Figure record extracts
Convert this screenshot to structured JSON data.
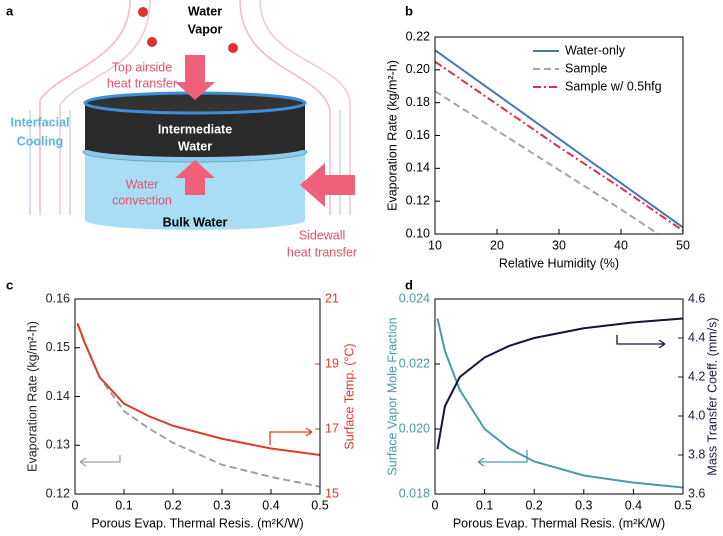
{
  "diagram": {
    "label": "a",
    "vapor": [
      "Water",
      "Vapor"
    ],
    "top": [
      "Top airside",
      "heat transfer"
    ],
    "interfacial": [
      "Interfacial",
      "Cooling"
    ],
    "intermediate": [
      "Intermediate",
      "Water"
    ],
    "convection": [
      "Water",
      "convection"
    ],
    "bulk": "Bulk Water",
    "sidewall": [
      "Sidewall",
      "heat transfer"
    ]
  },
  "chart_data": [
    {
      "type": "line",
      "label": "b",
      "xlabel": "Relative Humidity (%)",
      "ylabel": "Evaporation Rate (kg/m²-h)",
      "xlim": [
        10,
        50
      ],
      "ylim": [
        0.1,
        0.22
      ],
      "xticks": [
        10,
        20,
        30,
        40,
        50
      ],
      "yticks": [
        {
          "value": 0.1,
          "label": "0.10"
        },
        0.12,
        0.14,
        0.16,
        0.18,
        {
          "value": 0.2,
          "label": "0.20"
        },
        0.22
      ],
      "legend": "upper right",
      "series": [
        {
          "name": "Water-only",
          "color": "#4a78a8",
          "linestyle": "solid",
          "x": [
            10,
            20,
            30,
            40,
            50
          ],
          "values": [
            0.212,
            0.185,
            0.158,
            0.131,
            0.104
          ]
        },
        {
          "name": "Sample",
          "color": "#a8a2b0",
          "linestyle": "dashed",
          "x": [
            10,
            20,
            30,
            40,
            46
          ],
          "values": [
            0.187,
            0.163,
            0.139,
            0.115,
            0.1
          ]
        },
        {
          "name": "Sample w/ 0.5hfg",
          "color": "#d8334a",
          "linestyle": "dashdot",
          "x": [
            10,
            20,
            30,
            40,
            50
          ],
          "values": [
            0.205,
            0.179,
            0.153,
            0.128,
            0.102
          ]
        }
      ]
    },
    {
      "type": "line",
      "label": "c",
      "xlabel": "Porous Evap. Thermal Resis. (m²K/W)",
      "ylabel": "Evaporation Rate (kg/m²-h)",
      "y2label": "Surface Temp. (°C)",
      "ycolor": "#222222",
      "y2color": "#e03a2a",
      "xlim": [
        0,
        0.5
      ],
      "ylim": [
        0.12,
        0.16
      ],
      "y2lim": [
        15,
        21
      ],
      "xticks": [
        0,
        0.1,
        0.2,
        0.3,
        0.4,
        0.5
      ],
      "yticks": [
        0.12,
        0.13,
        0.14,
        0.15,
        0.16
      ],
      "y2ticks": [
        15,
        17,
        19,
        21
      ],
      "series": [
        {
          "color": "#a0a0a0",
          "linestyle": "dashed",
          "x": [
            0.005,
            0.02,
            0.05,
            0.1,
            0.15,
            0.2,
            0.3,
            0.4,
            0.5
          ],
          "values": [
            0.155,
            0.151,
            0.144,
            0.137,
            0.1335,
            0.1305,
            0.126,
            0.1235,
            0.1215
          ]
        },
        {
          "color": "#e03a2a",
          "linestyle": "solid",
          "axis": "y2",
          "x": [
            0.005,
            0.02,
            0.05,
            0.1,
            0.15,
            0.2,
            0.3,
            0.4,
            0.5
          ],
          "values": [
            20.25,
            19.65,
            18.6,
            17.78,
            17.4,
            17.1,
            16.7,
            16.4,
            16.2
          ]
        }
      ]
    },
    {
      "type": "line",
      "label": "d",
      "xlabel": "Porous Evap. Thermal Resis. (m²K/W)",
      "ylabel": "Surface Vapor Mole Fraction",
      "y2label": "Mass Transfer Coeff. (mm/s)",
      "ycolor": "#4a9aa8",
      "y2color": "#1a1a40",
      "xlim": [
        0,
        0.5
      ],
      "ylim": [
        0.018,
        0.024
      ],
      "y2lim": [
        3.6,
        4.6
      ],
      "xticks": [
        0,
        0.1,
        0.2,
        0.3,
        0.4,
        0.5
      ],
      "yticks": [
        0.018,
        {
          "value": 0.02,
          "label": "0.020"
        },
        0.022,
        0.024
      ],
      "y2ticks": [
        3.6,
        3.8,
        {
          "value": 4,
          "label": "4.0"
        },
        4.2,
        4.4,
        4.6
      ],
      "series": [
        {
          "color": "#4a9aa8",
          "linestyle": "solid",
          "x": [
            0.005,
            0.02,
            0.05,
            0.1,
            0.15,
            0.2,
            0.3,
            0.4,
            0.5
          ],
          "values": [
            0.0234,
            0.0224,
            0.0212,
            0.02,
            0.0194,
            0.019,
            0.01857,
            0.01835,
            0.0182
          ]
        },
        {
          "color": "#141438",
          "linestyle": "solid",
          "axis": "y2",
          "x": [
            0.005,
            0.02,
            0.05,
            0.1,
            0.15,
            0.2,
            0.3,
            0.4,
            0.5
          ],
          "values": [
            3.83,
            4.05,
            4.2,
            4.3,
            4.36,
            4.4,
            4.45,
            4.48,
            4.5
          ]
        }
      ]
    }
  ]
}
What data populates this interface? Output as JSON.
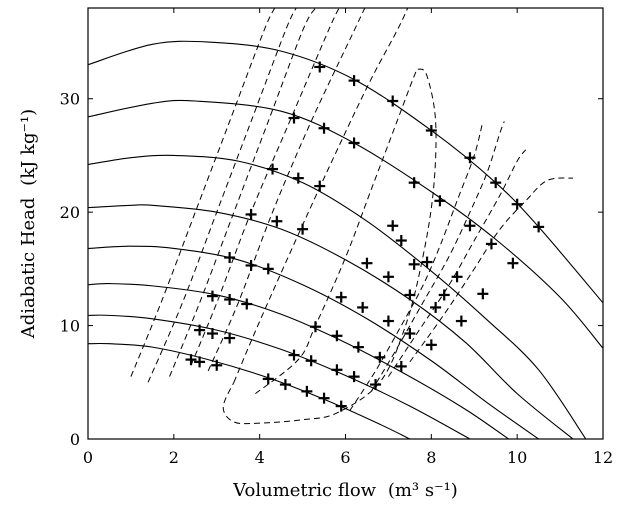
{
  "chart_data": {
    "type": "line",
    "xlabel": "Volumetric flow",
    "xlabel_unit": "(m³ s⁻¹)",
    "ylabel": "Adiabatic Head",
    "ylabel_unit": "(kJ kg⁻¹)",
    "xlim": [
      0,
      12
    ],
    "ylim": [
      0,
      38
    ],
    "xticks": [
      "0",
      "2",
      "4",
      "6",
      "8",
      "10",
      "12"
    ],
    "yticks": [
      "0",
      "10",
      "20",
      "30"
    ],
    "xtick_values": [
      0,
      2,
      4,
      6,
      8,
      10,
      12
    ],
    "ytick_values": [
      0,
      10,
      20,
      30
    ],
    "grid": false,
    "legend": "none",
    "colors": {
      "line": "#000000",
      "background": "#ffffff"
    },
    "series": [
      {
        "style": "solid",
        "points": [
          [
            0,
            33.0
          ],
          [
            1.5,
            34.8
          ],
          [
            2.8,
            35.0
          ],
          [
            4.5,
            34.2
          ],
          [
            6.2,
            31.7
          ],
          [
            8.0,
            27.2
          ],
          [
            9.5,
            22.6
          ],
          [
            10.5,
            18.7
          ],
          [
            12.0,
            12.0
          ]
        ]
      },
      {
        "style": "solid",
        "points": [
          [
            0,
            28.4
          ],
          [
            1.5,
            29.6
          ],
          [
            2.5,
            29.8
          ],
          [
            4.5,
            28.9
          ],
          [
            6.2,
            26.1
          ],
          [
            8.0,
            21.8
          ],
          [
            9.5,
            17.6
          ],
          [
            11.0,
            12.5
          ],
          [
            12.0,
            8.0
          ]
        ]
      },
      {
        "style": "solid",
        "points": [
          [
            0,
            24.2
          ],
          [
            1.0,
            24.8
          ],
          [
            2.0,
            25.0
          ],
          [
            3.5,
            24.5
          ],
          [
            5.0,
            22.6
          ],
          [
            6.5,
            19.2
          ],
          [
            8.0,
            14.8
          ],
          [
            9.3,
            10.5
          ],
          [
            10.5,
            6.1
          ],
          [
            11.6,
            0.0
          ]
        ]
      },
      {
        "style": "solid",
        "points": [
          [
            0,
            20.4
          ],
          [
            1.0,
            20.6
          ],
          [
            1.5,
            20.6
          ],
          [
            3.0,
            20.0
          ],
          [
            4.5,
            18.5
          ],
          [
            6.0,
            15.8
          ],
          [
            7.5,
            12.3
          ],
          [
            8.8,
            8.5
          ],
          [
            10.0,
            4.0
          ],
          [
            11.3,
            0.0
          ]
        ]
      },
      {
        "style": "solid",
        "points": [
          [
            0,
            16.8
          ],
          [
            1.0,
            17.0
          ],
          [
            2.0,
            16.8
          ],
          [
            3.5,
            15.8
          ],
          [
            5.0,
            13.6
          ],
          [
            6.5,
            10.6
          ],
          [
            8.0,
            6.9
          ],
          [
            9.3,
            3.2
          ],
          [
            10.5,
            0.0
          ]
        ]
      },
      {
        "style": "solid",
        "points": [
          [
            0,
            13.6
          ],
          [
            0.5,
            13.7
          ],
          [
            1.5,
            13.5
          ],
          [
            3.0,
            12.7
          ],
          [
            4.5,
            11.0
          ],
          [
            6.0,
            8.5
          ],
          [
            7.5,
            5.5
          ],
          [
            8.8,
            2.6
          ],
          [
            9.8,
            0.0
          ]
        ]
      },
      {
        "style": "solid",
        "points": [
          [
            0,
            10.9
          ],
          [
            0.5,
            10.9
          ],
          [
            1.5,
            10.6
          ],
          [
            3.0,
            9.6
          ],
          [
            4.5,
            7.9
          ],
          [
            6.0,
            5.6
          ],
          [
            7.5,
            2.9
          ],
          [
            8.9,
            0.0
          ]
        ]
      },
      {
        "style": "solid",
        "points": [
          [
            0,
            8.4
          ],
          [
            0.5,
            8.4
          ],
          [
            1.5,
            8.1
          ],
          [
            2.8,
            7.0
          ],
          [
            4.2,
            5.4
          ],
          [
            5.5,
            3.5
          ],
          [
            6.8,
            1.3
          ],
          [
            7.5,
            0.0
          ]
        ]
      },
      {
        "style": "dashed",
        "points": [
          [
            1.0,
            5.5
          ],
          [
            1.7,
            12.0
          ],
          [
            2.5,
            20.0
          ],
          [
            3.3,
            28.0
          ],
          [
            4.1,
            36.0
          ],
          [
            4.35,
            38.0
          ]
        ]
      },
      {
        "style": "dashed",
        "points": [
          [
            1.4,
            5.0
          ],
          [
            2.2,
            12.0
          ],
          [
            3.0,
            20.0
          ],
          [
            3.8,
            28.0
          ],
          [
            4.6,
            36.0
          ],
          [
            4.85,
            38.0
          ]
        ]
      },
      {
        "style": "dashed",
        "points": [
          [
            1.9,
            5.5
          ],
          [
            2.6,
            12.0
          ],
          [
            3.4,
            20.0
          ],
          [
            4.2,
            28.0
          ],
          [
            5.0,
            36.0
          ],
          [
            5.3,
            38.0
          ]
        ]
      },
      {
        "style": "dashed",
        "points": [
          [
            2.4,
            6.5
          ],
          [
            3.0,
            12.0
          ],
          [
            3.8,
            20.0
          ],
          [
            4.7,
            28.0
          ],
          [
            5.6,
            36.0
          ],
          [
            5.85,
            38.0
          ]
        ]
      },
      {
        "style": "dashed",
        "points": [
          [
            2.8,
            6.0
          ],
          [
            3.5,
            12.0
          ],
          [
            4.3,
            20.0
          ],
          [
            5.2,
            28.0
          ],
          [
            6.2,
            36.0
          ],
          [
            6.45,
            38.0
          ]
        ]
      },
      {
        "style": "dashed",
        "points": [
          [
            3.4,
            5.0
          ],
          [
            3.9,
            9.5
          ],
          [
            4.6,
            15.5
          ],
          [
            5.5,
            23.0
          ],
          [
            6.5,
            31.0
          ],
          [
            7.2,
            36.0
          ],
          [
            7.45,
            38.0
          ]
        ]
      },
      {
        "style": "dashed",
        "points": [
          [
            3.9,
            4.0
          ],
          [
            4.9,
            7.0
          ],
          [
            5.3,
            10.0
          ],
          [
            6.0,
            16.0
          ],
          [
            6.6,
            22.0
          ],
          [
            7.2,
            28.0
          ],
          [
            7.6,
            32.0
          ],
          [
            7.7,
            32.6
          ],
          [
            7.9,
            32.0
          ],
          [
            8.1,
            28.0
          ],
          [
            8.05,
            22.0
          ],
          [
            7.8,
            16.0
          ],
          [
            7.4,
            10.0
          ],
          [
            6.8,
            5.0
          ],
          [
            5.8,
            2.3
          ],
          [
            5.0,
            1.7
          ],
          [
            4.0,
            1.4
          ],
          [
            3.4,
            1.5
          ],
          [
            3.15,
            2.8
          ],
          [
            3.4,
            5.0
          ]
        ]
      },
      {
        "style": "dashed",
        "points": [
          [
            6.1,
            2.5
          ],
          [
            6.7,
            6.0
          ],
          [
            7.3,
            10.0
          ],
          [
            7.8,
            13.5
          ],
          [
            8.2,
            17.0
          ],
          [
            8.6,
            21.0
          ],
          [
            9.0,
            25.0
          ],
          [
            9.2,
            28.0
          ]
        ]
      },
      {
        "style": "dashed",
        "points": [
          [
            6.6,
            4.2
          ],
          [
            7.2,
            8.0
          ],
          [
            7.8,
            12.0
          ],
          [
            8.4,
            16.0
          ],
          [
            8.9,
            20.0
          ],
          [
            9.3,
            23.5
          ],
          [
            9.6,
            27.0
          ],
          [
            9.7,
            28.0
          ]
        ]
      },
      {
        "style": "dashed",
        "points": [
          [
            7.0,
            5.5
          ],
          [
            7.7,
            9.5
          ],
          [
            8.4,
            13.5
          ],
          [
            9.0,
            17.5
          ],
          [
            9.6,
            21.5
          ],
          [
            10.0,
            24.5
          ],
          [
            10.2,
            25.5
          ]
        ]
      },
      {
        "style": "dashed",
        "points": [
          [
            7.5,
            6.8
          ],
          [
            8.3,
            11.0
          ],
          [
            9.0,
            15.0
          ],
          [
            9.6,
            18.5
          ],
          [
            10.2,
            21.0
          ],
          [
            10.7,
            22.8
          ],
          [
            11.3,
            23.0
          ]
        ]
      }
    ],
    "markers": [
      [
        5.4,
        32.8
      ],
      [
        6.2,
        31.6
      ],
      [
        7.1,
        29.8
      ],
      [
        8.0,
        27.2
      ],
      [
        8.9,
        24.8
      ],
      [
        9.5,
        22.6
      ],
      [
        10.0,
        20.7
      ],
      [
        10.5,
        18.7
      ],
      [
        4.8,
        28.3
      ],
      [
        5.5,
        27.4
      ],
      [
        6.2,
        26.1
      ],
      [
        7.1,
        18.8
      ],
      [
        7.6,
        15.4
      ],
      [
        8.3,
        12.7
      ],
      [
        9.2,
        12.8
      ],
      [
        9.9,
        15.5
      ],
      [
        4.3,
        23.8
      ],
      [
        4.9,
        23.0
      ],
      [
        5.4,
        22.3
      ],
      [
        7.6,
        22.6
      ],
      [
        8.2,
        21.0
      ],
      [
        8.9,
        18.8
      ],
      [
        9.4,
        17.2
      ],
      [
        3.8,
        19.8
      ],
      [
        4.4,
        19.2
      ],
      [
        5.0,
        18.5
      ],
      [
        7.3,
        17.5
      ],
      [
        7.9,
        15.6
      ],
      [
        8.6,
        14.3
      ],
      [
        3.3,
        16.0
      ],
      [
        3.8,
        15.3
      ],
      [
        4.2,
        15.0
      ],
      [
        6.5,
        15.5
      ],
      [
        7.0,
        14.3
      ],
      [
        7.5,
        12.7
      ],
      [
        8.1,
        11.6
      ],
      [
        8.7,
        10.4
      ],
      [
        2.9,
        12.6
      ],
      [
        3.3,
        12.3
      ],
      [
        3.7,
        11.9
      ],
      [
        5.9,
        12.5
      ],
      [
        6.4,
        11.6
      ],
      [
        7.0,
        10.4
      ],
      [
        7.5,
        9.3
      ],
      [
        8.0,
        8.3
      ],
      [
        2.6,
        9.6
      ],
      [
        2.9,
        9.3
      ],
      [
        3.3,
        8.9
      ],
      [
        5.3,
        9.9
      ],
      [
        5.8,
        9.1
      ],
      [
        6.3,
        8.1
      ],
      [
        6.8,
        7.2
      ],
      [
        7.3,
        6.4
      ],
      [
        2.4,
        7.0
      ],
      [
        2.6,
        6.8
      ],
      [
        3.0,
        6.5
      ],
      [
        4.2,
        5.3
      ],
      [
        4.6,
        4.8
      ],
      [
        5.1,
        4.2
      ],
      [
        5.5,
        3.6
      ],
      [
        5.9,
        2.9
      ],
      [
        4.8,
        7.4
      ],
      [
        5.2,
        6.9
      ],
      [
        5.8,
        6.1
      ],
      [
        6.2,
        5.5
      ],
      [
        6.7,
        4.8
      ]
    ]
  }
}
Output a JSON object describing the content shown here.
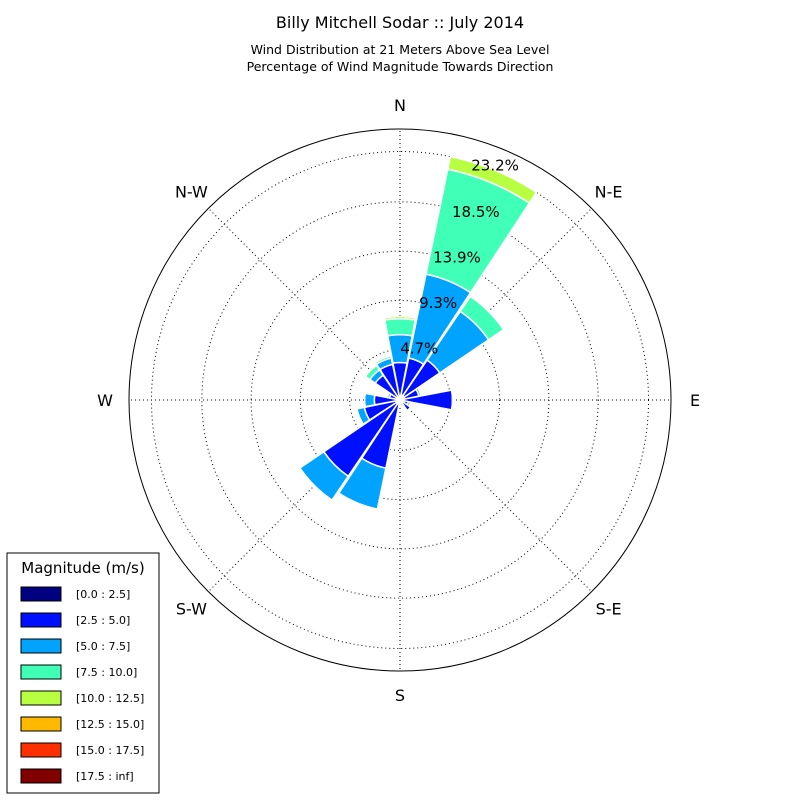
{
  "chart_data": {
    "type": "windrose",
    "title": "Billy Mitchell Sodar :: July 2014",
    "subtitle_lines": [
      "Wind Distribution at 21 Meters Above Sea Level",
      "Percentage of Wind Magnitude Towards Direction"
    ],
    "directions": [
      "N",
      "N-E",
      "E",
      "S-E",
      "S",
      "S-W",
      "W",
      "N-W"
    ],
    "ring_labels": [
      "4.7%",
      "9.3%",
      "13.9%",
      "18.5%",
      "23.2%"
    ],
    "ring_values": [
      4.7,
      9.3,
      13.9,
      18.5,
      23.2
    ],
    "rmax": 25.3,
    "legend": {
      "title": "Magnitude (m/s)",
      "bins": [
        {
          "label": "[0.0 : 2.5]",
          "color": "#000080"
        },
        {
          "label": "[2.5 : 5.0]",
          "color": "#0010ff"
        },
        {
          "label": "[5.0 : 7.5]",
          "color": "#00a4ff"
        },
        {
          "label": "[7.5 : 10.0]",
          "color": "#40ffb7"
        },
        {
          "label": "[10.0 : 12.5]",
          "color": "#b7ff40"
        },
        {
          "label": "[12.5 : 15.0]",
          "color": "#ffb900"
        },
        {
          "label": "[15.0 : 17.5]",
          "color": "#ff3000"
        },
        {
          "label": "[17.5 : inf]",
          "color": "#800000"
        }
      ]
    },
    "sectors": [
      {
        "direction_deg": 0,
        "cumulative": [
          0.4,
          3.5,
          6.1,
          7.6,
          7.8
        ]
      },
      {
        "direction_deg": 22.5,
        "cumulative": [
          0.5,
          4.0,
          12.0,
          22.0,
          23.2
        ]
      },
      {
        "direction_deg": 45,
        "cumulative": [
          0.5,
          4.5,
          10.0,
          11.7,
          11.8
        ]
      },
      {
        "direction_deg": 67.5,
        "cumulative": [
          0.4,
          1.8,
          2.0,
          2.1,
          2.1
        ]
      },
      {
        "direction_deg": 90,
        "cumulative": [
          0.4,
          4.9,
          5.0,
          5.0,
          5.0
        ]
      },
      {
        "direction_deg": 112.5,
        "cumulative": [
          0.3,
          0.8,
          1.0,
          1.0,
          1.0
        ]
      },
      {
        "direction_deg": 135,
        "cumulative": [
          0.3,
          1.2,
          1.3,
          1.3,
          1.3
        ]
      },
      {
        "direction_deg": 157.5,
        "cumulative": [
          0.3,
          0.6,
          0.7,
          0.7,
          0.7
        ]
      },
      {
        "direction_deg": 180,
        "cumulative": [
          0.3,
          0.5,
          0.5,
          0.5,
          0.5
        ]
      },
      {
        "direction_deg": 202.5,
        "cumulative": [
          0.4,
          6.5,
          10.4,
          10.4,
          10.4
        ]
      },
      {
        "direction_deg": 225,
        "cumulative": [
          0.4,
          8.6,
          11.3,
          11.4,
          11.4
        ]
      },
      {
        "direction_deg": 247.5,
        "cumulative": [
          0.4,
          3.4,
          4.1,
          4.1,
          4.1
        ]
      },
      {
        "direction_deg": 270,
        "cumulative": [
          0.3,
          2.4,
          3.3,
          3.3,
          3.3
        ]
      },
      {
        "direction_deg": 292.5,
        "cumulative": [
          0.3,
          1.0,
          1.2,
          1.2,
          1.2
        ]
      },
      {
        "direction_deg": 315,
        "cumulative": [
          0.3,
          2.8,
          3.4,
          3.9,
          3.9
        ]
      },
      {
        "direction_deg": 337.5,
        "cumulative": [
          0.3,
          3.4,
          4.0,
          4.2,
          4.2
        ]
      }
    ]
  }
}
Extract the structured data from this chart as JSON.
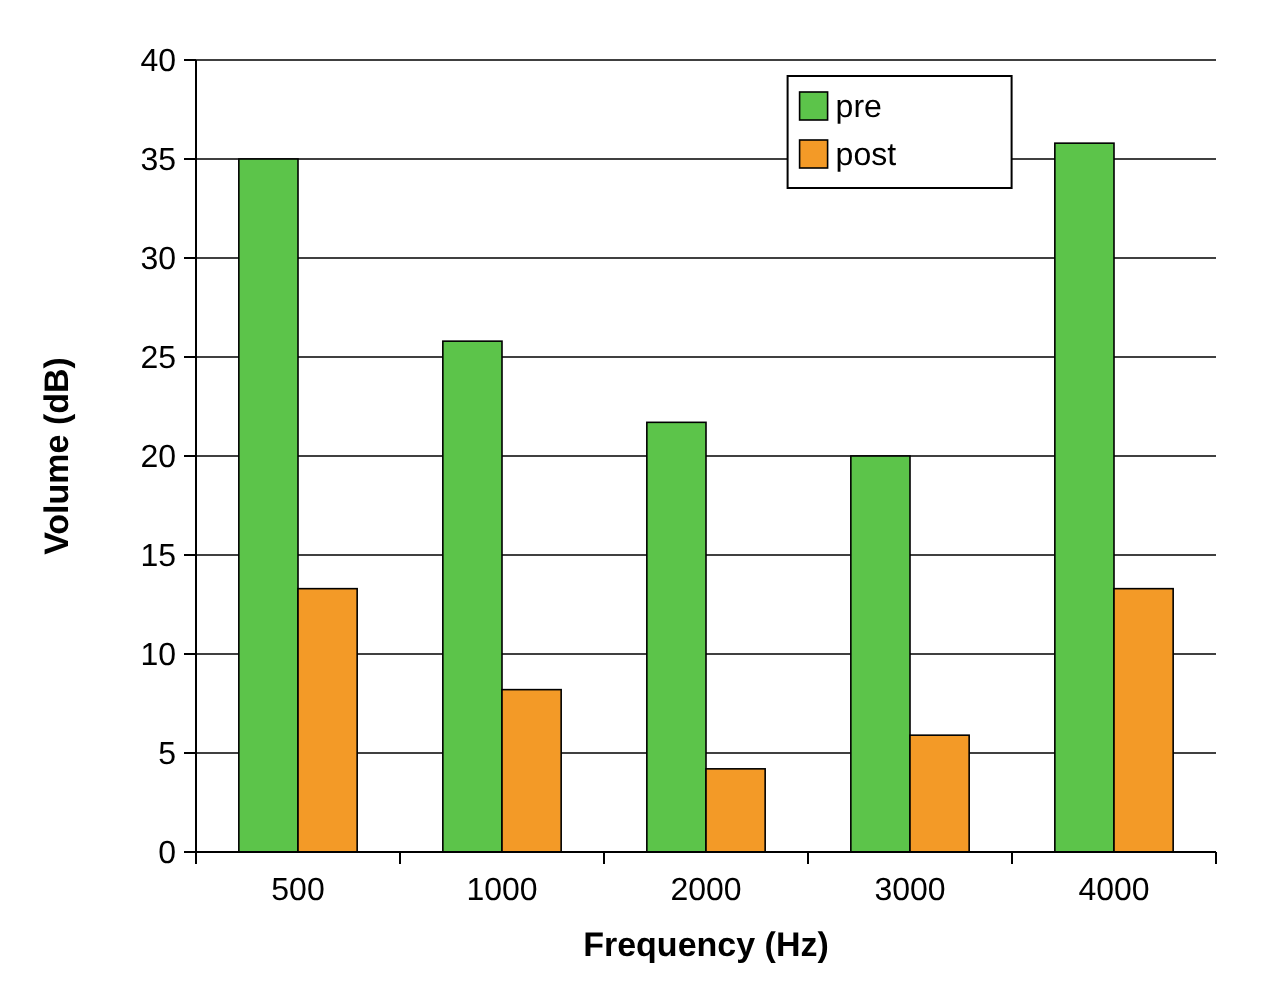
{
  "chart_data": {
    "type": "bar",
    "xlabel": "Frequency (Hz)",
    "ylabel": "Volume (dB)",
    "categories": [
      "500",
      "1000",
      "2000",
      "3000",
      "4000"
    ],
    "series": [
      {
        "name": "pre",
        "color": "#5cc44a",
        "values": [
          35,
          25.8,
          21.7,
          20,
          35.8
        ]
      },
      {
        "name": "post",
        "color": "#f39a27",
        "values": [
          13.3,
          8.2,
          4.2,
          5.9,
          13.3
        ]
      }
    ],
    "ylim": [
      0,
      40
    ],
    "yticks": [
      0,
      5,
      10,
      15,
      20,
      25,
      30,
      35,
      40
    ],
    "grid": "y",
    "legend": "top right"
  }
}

Brief
In the records above, find the line containing "Extract the structured", then please restate it and each line after it word for word, pictures excluded.

Solution to the problem
Extract the structured data from this chart as JSON.
{
  "chart_data": {
    "type": "bar",
    "xlabel": "Frequency (Hz)",
    "ylabel": "Volume (dB)",
    "categories": [
      "500",
      "1000",
      "2000",
      "3000",
      "4000"
    ],
    "series": [
      {
        "name": "pre",
        "color": "#5cc44a",
        "values": [
          35,
          25.8,
          21.7,
          20,
          35.8
        ]
      },
      {
        "name": "post",
        "color": "#f39a27",
        "values": [
          13.3,
          8.2,
          4.2,
          5.9,
          13.3
        ]
      }
    ],
    "ylim": [
      0,
      40
    ],
    "yticks": [
      0,
      5,
      10,
      15,
      20,
      25,
      30,
      35,
      40
    ],
    "grid": "y",
    "legend": "top right"
  }
}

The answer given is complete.